* BEGIN RECORDS SHOWN *

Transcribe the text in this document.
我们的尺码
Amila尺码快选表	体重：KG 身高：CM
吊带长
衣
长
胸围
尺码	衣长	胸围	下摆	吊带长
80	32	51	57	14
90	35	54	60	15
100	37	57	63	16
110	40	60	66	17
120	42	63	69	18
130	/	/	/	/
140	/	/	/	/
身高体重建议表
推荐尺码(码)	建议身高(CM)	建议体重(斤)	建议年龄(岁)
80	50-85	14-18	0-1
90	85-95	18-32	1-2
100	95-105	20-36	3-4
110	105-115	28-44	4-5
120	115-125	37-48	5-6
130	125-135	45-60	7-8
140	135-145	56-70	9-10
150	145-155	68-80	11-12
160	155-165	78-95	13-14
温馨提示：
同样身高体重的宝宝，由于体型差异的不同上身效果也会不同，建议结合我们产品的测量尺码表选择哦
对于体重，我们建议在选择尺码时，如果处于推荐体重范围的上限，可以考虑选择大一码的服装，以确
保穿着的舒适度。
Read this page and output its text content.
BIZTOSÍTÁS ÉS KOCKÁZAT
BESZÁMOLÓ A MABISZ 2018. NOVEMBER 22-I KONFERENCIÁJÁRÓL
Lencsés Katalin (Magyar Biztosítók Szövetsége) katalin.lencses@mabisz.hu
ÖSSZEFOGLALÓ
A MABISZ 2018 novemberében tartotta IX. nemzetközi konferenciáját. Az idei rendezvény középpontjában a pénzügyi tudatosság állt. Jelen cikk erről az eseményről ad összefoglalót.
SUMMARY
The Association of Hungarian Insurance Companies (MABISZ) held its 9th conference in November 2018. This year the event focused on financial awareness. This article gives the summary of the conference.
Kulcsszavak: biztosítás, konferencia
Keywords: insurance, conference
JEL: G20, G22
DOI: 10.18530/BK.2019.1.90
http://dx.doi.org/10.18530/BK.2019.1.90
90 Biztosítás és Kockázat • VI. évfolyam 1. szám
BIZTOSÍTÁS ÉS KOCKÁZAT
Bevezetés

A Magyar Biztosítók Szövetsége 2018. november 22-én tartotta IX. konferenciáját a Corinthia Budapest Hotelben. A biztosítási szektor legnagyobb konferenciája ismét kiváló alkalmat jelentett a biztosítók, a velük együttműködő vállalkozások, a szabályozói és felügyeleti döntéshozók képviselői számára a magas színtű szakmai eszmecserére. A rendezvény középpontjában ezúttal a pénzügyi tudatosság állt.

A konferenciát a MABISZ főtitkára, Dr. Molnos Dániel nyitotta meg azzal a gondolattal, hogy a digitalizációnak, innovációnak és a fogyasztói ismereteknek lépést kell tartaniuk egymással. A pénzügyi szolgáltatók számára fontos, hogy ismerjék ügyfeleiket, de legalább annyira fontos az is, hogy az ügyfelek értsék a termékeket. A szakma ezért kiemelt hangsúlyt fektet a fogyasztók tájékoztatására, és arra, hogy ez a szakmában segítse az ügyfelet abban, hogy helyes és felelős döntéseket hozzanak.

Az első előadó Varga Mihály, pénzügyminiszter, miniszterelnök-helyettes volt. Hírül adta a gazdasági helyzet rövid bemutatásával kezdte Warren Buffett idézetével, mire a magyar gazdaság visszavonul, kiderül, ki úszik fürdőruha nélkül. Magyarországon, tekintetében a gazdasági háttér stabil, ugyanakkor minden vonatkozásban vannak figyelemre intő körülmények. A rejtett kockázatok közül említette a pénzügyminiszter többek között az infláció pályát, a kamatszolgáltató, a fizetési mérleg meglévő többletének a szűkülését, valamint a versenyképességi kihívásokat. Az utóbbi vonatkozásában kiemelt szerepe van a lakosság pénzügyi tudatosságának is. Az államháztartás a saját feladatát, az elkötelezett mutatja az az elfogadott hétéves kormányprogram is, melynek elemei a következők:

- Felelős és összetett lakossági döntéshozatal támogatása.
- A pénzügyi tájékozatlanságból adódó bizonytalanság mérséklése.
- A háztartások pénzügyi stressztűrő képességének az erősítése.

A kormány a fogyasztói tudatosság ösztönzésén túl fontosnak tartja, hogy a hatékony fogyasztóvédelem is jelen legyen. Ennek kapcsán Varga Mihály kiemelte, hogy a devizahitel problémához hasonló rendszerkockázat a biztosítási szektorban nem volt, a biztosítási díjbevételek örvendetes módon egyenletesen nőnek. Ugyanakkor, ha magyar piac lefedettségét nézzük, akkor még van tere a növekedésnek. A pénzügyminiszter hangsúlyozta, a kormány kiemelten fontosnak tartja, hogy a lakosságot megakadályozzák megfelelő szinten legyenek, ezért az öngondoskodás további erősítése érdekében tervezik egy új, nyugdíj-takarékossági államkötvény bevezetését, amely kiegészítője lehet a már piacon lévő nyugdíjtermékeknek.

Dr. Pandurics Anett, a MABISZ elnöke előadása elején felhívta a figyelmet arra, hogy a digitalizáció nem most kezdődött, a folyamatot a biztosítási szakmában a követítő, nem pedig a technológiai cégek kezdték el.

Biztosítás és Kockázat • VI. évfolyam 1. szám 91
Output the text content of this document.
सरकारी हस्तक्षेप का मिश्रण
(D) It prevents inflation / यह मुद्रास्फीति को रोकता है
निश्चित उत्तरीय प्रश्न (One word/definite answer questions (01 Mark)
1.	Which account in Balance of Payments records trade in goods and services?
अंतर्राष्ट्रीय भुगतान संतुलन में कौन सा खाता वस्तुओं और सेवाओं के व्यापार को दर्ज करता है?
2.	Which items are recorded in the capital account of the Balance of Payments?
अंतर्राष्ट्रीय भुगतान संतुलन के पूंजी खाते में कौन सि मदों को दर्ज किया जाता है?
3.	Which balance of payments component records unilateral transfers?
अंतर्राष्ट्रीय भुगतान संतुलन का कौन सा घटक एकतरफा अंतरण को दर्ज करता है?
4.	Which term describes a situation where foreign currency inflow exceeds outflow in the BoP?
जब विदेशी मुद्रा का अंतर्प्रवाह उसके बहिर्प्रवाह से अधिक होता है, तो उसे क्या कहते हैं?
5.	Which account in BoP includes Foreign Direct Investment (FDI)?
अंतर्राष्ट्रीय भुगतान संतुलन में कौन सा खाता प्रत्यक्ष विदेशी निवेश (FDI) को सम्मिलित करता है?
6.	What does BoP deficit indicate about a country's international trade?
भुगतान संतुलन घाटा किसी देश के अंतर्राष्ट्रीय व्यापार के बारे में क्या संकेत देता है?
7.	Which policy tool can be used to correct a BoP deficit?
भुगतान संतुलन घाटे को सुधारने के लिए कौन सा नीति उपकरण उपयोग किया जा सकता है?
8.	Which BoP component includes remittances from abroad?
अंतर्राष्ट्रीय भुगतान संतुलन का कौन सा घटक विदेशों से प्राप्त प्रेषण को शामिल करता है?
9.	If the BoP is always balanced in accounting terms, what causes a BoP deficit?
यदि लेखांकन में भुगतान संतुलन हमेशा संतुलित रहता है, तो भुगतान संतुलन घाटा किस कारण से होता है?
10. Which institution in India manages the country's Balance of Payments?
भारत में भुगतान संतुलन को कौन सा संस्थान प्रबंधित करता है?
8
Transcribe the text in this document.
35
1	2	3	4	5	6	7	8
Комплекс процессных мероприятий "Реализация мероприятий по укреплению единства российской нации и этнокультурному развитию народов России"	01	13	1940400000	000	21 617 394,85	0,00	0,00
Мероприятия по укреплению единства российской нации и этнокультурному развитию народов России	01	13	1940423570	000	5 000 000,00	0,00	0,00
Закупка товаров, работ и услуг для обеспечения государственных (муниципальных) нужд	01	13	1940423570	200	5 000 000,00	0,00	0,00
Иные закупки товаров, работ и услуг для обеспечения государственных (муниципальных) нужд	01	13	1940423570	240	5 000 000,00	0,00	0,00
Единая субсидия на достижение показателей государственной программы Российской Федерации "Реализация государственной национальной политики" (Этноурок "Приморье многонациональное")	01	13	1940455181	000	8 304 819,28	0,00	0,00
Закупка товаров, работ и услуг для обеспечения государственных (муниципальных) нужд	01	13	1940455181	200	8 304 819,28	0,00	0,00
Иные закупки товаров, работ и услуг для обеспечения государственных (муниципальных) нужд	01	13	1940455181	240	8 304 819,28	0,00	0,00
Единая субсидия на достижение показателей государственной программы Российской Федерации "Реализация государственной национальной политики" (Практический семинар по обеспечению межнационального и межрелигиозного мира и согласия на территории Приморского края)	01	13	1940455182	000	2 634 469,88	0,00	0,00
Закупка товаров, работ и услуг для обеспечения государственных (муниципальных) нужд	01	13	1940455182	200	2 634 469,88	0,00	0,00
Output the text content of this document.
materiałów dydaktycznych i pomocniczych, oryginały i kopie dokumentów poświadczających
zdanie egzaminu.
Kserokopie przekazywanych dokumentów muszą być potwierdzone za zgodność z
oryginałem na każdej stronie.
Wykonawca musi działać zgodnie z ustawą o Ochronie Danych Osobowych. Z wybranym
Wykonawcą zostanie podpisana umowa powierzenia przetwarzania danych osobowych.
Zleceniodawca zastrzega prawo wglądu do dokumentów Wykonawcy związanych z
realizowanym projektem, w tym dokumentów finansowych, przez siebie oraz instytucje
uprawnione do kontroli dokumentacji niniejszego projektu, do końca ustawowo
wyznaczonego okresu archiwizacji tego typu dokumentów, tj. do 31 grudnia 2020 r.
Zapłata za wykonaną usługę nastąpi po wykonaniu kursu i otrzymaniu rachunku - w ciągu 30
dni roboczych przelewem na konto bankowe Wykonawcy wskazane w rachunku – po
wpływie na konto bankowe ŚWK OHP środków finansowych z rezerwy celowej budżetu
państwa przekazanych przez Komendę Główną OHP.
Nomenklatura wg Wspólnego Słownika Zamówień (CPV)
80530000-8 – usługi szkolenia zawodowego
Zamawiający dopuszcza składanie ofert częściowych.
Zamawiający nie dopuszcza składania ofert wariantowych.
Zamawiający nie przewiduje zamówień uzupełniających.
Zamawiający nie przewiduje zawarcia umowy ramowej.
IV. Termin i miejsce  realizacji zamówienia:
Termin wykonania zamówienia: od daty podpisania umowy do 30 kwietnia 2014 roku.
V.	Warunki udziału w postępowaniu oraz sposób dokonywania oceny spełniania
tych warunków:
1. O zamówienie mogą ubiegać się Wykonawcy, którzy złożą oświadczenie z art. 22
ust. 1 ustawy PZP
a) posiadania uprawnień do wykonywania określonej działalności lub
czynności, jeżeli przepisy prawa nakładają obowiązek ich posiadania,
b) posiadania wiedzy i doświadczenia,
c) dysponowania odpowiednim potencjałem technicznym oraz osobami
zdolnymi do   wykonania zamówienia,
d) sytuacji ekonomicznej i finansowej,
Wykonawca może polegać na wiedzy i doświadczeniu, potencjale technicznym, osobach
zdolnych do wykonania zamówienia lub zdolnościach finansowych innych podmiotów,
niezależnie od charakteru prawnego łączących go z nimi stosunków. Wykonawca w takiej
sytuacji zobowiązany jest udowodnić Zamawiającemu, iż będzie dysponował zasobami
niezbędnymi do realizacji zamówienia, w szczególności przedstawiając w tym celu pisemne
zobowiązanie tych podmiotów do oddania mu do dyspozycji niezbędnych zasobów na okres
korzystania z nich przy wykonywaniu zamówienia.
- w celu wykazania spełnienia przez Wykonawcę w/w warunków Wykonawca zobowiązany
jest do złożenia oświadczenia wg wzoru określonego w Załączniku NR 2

* END RECORDS SHOWN *

§ WORK INSTRUCTIONS: State how many lines above include the word "erősítése", and nothing more.

§ EXERCISE RESULT: 2